**Task requirements**
Extract every line from the records below and copy each one verbatim, changing nothing.

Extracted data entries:

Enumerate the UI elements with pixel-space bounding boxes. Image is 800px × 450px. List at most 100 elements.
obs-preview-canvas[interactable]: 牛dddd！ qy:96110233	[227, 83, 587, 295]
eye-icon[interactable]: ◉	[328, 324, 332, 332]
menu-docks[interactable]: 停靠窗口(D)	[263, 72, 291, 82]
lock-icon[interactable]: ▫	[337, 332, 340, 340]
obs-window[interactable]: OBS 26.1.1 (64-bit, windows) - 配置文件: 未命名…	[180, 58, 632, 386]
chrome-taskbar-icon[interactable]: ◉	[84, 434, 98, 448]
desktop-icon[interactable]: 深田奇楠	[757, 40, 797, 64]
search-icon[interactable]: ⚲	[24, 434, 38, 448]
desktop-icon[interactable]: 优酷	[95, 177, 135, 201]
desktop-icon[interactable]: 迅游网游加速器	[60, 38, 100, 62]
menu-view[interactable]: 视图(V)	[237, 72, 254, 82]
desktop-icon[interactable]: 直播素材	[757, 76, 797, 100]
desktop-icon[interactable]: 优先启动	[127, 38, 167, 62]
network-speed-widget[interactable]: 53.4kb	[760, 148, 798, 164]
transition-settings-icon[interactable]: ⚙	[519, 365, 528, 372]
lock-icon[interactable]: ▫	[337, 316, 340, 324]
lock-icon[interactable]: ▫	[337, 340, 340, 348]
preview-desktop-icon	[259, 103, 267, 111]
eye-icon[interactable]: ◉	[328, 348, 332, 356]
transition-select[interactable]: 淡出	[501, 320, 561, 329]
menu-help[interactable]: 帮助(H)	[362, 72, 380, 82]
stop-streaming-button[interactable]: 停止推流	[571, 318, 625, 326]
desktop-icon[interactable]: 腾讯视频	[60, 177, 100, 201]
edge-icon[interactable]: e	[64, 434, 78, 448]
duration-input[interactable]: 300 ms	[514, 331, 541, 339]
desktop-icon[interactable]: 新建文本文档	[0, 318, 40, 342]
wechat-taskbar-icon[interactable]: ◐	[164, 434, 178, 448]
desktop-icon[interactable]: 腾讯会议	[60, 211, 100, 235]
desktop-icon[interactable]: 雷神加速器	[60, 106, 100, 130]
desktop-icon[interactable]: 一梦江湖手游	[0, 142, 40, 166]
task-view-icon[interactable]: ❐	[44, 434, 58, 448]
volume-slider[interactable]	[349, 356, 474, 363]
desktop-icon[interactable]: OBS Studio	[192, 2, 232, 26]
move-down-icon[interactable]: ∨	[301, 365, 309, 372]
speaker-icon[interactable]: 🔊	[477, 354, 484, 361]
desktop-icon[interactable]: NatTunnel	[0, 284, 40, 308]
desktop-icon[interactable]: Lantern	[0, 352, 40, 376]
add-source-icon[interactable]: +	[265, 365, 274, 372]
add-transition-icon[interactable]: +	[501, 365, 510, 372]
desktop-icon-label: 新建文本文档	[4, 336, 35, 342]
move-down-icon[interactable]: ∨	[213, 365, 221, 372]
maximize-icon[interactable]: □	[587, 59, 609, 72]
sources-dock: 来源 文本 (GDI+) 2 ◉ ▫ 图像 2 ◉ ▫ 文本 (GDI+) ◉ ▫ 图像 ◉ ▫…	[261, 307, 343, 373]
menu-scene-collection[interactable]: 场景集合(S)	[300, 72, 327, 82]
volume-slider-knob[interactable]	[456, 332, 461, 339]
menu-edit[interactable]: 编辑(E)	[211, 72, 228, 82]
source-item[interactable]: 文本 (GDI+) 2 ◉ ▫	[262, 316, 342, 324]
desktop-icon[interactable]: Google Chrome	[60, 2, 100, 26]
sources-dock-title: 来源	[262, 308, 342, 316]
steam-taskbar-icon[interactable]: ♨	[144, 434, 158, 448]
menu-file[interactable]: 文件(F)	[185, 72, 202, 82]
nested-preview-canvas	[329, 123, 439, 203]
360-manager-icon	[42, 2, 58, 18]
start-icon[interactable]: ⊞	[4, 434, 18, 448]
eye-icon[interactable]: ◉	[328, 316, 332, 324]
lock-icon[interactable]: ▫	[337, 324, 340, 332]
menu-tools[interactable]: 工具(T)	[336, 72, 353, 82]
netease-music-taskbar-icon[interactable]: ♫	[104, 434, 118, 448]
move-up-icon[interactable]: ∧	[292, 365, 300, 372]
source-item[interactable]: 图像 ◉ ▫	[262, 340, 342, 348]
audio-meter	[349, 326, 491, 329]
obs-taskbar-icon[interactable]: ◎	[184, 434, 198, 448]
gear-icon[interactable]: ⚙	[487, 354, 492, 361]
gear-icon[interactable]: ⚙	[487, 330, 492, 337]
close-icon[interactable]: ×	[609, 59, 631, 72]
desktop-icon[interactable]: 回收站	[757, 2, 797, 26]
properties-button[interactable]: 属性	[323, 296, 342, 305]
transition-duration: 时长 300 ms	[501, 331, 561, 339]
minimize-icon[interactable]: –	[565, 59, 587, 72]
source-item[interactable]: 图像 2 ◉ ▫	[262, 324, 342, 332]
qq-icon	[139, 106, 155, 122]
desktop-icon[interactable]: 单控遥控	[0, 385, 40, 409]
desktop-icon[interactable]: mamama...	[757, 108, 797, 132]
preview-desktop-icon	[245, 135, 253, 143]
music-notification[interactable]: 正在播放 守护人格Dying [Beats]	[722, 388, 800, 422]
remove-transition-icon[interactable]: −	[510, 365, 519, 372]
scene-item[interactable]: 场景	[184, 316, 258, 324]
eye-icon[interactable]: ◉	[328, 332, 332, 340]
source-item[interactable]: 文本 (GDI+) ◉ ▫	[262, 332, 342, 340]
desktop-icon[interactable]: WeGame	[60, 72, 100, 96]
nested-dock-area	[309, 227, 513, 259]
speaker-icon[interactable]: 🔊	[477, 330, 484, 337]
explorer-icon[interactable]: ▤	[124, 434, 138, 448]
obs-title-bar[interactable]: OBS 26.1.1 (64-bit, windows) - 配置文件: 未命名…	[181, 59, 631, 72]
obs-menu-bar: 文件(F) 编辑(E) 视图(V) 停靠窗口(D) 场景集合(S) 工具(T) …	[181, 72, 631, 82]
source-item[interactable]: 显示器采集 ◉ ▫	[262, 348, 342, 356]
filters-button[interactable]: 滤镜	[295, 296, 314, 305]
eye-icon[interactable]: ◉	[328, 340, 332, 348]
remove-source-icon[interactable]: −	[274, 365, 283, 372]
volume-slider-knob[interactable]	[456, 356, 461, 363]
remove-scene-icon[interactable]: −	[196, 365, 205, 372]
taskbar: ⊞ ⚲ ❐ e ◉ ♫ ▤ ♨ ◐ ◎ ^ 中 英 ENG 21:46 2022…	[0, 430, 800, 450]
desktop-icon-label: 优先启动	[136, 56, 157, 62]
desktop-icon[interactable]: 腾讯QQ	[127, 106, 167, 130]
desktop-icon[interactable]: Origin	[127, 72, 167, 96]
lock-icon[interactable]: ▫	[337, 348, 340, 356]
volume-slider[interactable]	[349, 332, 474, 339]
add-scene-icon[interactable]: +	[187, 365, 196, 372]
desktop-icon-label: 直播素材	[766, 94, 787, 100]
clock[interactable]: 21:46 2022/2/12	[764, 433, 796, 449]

**Output below**
Enumerate the UI elements with pixel-space bounding boxes. Image is 800px × 450px. List at most 100 elements.
obs-preview-canvas[interactable]: 牛dddd！ qy:96110233	[227, 83, 587, 295]
eye-icon[interactable]: ◉	[328, 324, 332, 332]
menu-docks[interactable]: 停靠窗口(D)	[263, 72, 291, 82]
lock-icon[interactable]: ▫	[337, 332, 340, 340]
obs-window[interactable]: OBS 26.1.1 (64-bit, windows) - 配置文件: 未命名…	[180, 58, 632, 386]
chrome-taskbar-icon[interactable]: ◉	[84, 434, 98, 448]
desktop-icon[interactable]: 深田奇楠	[757, 40, 797, 64]
search-icon[interactable]: ⚲	[24, 434, 38, 448]
desktop-icon[interactable]: 优酷	[95, 177, 135, 201]
desktop-icon[interactable]: 迅游网游加速器	[60, 38, 100, 62]
menu-view[interactable]: 视图(V)	[237, 72, 254, 82]
desktop-icon[interactable]: 直播素材	[757, 76, 797, 100]
desktop-icon[interactable]: 优先启动	[127, 38, 167, 62]
network-speed-widget[interactable]: 53.4kb	[760, 148, 798, 164]
transition-settings-icon[interactable]: ⚙	[519, 365, 528, 372]
lock-icon[interactable]: ▫	[337, 316, 340, 324]
lock-icon[interactable]: ▫	[337, 340, 340, 348]
preview-desktop-icon	[259, 103, 267, 111]
eye-icon[interactable]: ◉	[328, 348, 332, 356]
transition-select[interactable]: 淡出	[501, 320, 561, 329]
menu-help[interactable]: 帮助(H)	[362, 72, 380, 82]
stop-streaming-button[interactable]: 停止推流	[571, 318, 625, 326]
desktop-icon[interactable]: 腾讯视频	[60, 177, 100, 201]
edge-icon[interactable]: e	[64, 434, 78, 448]
duration-input[interactable]: 300 ms	[514, 331, 541, 339]
desktop-icon[interactable]: 新建文本文档	[0, 318, 40, 342]
wechat-taskbar-icon[interactable]: ◐	[164, 434, 178, 448]
desktop-icon[interactable]: 腾讯会议	[60, 211, 100, 235]
desktop-icon[interactable]: 雷神加速器	[60, 106, 100, 130]
desktop-icon[interactable]: 一梦江湖手游	[0, 142, 40, 166]
task-view-icon[interactable]: ❐	[44, 434, 58, 448]
volume-slider[interactable]	[349, 356, 474, 363]
desktop-icon[interactable]: OBS Studio	[192, 2, 232, 26]
move-down-icon[interactable]: ∨	[301, 365, 309, 372]
speaker-icon[interactable]: 🔊	[477, 354, 484, 361]
desktop-icon[interactable]: NatTunnel	[0, 284, 40, 308]
desktop-icon[interactable]: Lantern	[0, 352, 40, 376]
add-source-icon[interactable]: +	[265, 365, 274, 372]
add-transition-icon[interactable]: +	[501, 365, 510, 372]
desktop-icon-label: 新建文本文档	[4, 336, 35, 342]
move-down-icon[interactable]: ∨	[213, 365, 221, 372]
maximize-icon[interactable]: □	[587, 59, 609, 72]
sources-dock: 来源 文本 (GDI+) 2 ◉ ▫ 图像 2 ◉ ▫ 文本 (GDI+) ◉ ▫ 图像 ◉ ▫…	[261, 307, 343, 373]
menu-scene-collection[interactable]: 场景集合(S)	[300, 72, 327, 82]
volume-slider-knob[interactable]	[456, 332, 461, 339]
menu-edit[interactable]: 编辑(E)	[211, 72, 228, 82]
source-item[interactable]: 文本 (GDI+) 2 ◉ ▫	[262, 316, 342, 324]
desktop-icon[interactable]: Google Chrome	[60, 2, 100, 26]
sources-dock-title: 来源	[262, 308, 342, 316]
steam-taskbar-icon[interactable]: ♨	[144, 434, 158, 448]
menu-file[interactable]: 文件(F)	[185, 72, 202, 82]
nested-preview-canvas	[329, 123, 439, 203]
360-manager-icon	[42, 2, 58, 18]
start-icon[interactable]: ⊞	[4, 434, 18, 448]
eye-icon[interactable]: ◉	[328, 316, 332, 324]
lock-icon[interactable]: ▫	[337, 324, 340, 332]
menu-tools[interactable]: 工具(T)	[336, 72, 353, 82]
netease-music-taskbar-icon[interactable]: ♫	[104, 434, 118, 448]
move-up-icon[interactable]: ∧	[292, 365, 300, 372]
source-item[interactable]: 图像 ◉ ▫	[262, 340, 342, 348]
audio-meter	[349, 326, 491, 329]
obs-taskbar-icon[interactable]: ◎	[184, 434, 198, 448]
gear-icon[interactable]: ⚙	[487, 354, 492, 361]
gear-icon[interactable]: ⚙	[487, 330, 492, 337]
close-icon[interactable]: ×	[609, 59, 631, 72]
desktop-icon[interactable]: 回收站	[757, 2, 797, 26]
properties-button[interactable]: 属性	[323, 296, 342, 305]
transition-duration: 时长 300 ms	[501, 331, 561, 339]
minimize-icon[interactable]: –	[565, 59, 587, 72]
source-item[interactable]: 图像 2 ◉ ▫	[262, 324, 342, 332]
qq-icon	[139, 106, 155, 122]
desktop-icon[interactable]: 单控遥控	[0, 385, 40, 409]
desktop-icon[interactable]: mamama...	[757, 108, 797, 132]
preview-desktop-icon	[245, 135, 253, 143]
music-notification[interactable]: 正在播放 守护人格Dying [Beats]	[722, 388, 800, 422]
remove-transition-icon[interactable]: −	[510, 365, 519, 372]
scene-item[interactable]: 场景	[184, 316, 258, 324]
eye-icon[interactable]: ◉	[328, 332, 332, 340]
source-item[interactable]: 文本 (GDI+) ◉ ▫	[262, 332, 342, 340]
desktop-icon[interactable]: WeGame	[60, 72, 100, 96]
nested-dock-area	[309, 227, 513, 259]
speaker-icon[interactable]: 🔊	[477, 330, 484, 337]
explorer-icon[interactable]: ▤	[124, 434, 138, 448]
obs-title-bar[interactable]: OBS 26.1.1 (64-bit, windows) - 配置文件: 未命名…	[181, 59, 631, 72]
obs-menu-bar: 文件(F) 编辑(E) 视图(V) 停靠窗口(D) 场景集合(S) 工具(T) …	[181, 72, 631, 82]
source-item[interactable]: 显示器采集 ◉ ▫	[262, 348, 342, 356]
filters-button[interactable]: 滤镜	[295, 296, 314, 305]
eye-icon[interactable]: ◉	[328, 340, 332, 348]
remove-source-icon[interactable]: −	[274, 365, 283, 372]
volume-slider-knob[interactable]	[456, 356, 461, 363]
remove-scene-icon[interactable]: −	[196, 365, 205, 372]
taskbar: ⊞ ⚲ ❐ e ◉ ♫ ▤ ♨ ◐ ◎ ^ 中 英 ENG 21:46 2022…	[0, 430, 800, 450]
desktop-icon-label: 优先启动	[136, 56, 157, 62]
desktop-icon[interactable]: 腾讯QQ	[127, 106, 167, 130]
desktop-icon[interactable]: Origin	[127, 72, 167, 96]
lock-icon[interactable]: ▫	[337, 348, 340, 356]
volume-slider[interactable]	[349, 332, 474, 339]
add-scene-icon[interactable]: +	[187, 365, 196, 372]
desktop-icon-label: 直播素材	[766, 94, 787, 100]
clock[interactable]: 21:46 2022/2/12	[764, 433, 796, 449]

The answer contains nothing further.